**TO DO**:
For the records below, say how many lines contain the string "Favoritos". Give the number only.

**INPUT**:
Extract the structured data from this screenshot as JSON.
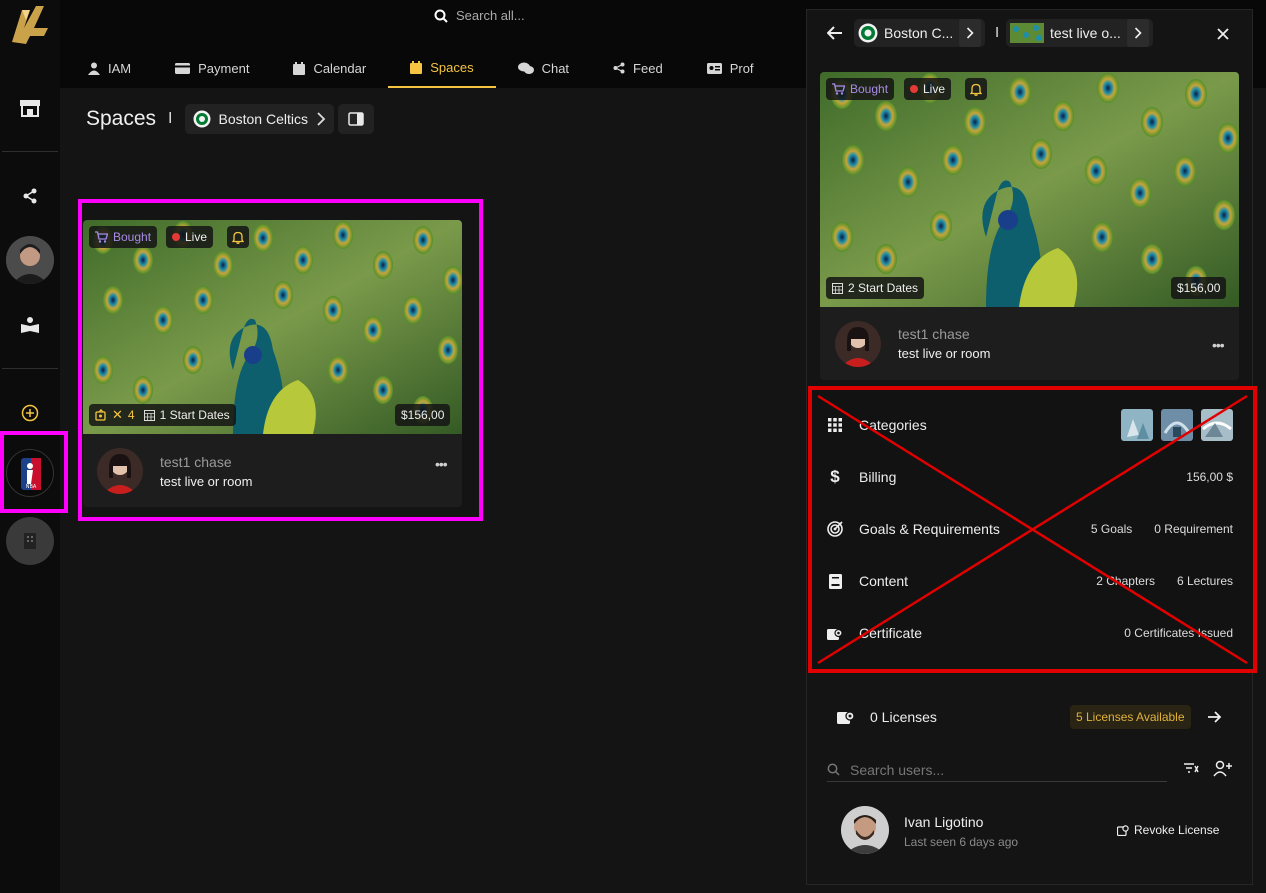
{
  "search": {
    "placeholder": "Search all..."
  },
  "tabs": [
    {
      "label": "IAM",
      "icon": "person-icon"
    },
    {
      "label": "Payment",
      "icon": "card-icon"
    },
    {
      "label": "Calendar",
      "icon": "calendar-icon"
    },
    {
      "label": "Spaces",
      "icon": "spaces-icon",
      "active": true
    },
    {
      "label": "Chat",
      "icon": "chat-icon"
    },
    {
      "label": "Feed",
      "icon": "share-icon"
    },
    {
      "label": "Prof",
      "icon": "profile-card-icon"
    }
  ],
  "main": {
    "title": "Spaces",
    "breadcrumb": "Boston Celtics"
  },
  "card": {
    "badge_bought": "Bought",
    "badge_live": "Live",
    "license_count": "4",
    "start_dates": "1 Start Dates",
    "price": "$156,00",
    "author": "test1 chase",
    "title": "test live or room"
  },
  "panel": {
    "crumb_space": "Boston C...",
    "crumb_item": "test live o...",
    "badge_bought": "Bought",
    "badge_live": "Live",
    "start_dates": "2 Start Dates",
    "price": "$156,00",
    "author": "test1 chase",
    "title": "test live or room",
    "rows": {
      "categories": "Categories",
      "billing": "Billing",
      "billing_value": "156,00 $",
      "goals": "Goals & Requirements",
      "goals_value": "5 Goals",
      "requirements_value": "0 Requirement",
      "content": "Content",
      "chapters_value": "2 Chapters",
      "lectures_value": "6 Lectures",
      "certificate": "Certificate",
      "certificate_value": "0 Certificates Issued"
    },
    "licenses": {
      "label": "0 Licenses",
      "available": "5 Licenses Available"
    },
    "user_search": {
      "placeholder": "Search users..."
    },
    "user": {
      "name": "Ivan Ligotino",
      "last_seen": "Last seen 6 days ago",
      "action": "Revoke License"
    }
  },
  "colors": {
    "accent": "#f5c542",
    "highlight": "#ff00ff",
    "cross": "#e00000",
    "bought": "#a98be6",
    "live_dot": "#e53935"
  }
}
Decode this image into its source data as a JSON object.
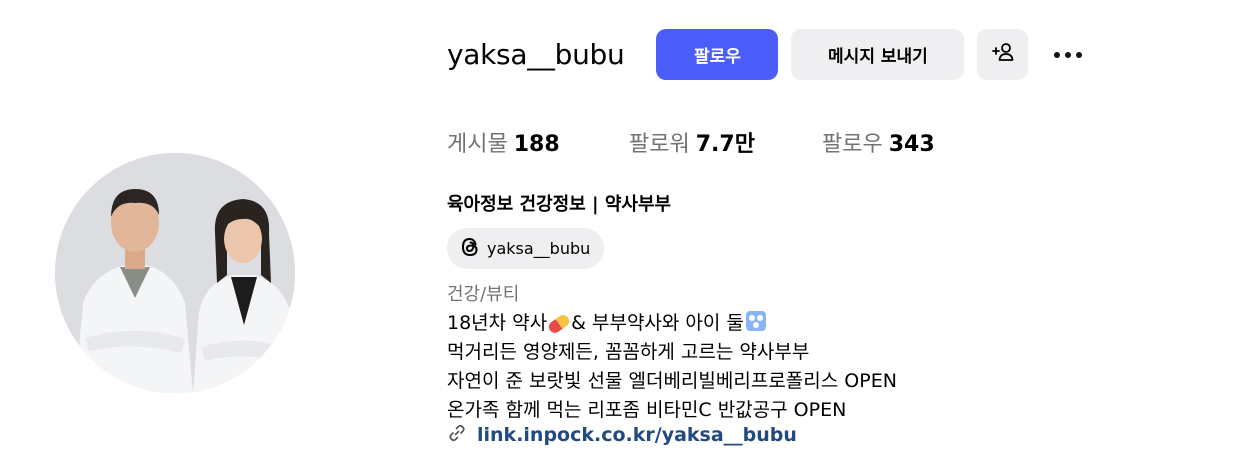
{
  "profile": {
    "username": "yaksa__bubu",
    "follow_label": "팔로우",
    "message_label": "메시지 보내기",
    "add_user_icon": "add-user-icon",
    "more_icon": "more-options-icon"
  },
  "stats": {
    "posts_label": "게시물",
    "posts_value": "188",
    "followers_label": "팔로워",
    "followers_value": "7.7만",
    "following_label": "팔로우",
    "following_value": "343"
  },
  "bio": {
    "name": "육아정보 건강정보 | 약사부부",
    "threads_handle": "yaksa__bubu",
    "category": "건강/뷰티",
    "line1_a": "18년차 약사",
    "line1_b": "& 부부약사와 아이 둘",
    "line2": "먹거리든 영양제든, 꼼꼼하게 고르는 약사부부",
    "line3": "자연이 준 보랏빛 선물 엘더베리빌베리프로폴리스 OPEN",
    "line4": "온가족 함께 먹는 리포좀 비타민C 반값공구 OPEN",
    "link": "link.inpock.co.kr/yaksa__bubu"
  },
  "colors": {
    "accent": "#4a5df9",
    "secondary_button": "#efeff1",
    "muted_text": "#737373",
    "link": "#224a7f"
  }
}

---

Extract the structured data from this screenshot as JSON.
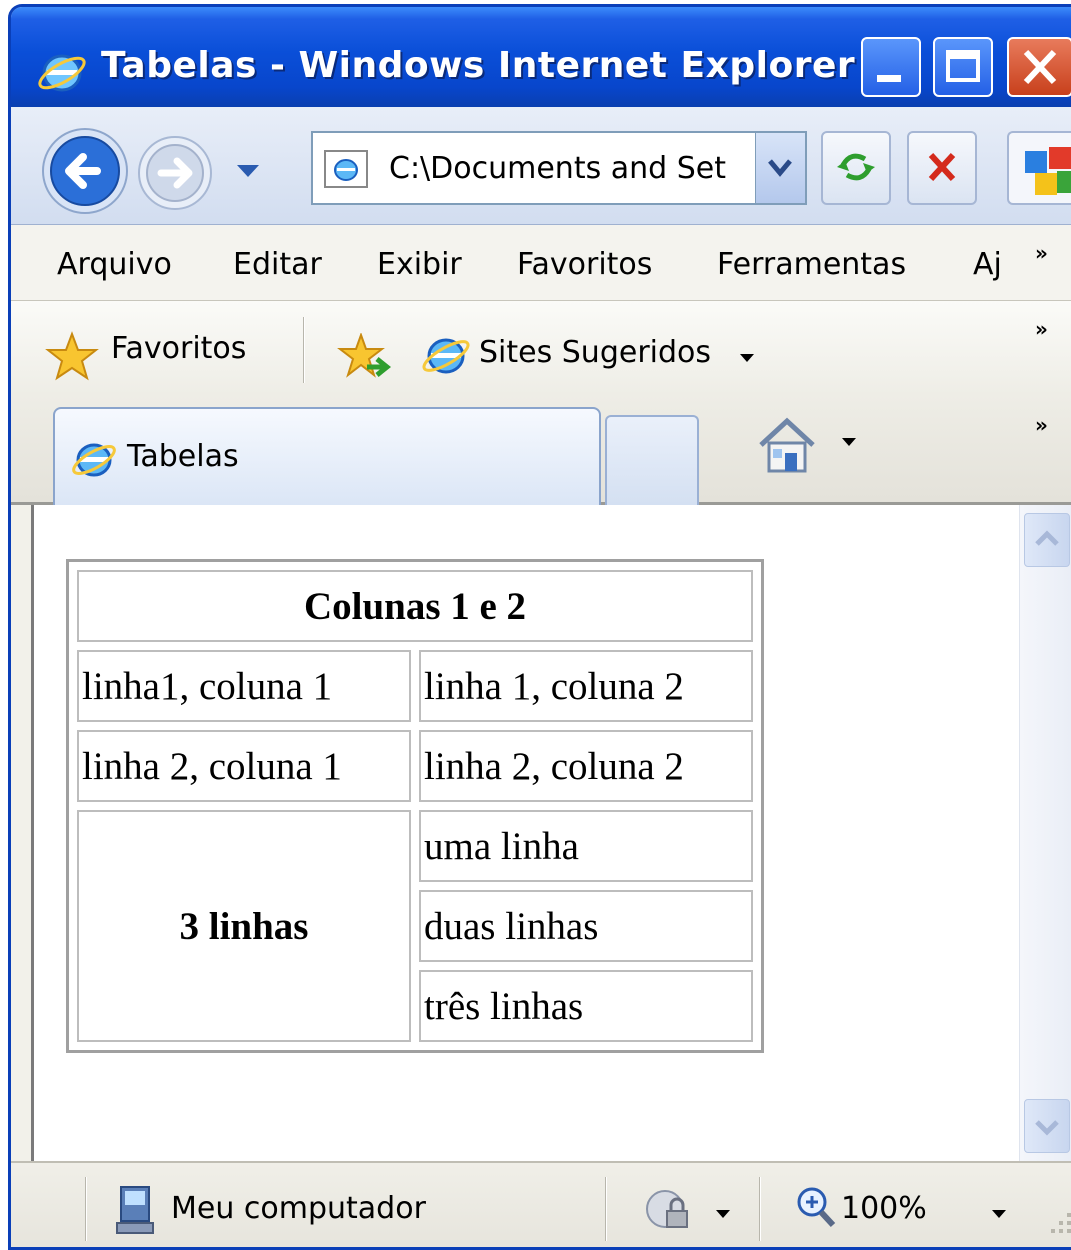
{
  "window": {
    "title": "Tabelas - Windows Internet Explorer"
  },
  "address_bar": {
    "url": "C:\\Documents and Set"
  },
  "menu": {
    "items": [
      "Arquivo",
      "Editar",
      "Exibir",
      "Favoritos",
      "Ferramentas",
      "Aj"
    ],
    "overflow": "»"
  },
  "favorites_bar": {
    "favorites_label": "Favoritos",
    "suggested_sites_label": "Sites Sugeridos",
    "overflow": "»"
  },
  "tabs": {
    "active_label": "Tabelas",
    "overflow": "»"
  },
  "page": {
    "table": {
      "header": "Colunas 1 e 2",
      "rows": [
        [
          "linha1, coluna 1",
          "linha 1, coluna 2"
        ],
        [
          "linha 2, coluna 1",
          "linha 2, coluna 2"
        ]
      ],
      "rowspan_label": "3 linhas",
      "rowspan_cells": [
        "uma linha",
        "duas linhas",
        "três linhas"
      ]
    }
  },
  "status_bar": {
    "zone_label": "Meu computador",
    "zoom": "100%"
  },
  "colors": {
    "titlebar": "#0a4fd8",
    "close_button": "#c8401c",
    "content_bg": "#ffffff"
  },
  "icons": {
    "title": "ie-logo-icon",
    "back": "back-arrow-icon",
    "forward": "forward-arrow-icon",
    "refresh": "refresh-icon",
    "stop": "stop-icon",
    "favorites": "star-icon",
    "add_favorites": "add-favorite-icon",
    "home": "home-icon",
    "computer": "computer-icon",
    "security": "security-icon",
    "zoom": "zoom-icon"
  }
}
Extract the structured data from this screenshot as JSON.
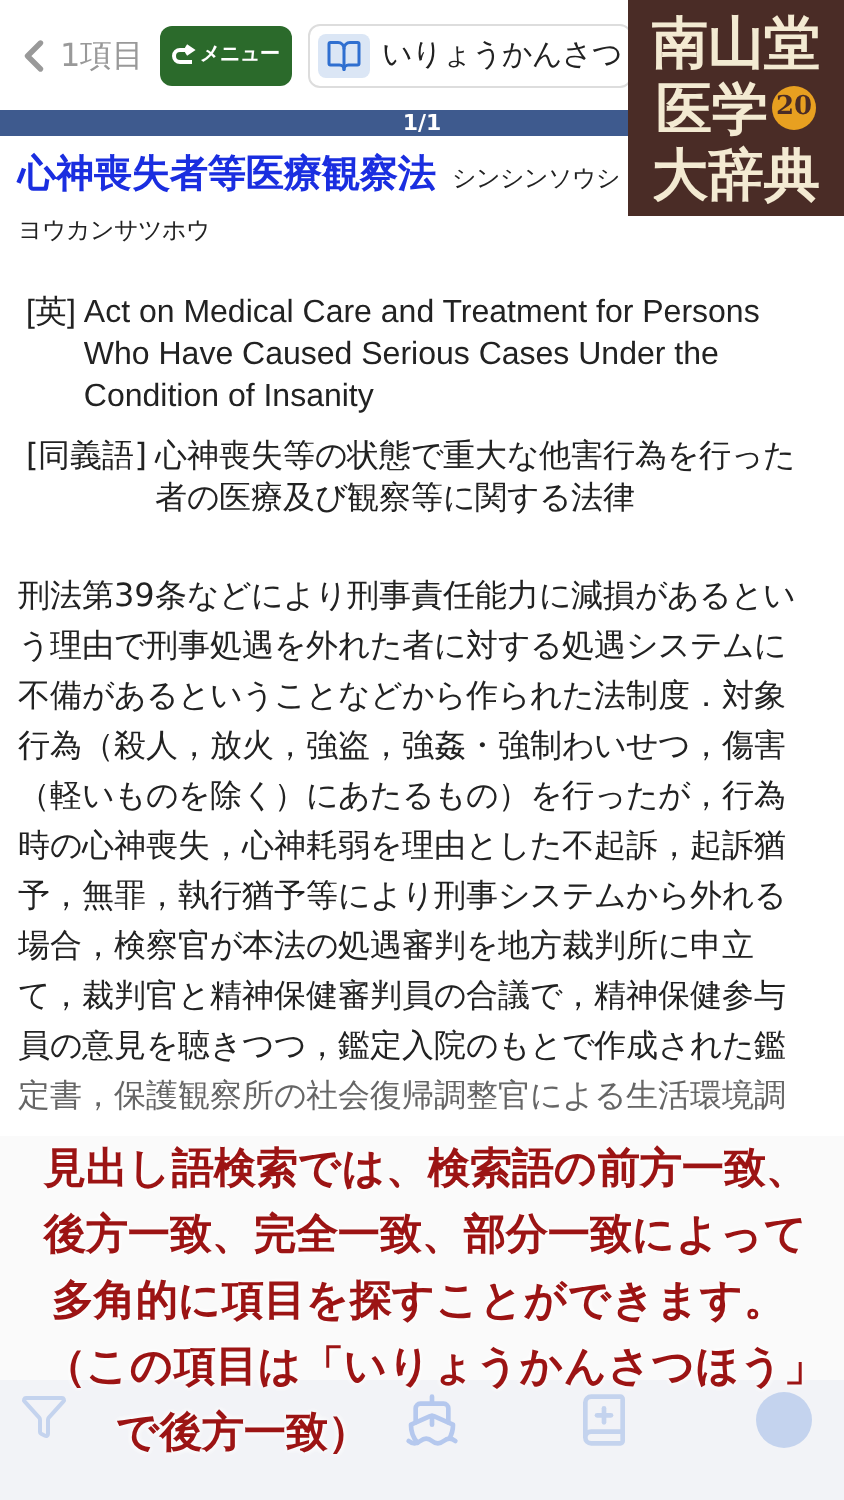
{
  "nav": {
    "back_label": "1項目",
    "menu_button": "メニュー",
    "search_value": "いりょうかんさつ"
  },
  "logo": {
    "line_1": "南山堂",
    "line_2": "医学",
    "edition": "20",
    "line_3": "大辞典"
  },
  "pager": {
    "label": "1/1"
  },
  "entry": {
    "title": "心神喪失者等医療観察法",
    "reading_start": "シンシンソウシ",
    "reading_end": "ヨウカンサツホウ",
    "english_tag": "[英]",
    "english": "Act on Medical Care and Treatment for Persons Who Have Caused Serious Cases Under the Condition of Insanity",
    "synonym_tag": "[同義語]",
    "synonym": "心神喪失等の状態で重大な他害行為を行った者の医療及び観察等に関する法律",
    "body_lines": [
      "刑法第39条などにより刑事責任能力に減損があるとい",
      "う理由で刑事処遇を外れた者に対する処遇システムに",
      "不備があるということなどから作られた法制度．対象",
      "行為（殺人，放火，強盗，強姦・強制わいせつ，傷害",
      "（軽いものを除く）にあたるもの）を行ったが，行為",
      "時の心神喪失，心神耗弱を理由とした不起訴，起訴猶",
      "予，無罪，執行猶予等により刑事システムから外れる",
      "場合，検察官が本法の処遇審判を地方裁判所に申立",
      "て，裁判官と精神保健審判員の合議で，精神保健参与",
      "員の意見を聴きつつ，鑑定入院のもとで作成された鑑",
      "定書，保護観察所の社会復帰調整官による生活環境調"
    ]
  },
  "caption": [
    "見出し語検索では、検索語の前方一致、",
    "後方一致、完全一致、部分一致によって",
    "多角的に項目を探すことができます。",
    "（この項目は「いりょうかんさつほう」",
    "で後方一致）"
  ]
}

**TASK SOLUTION**:
2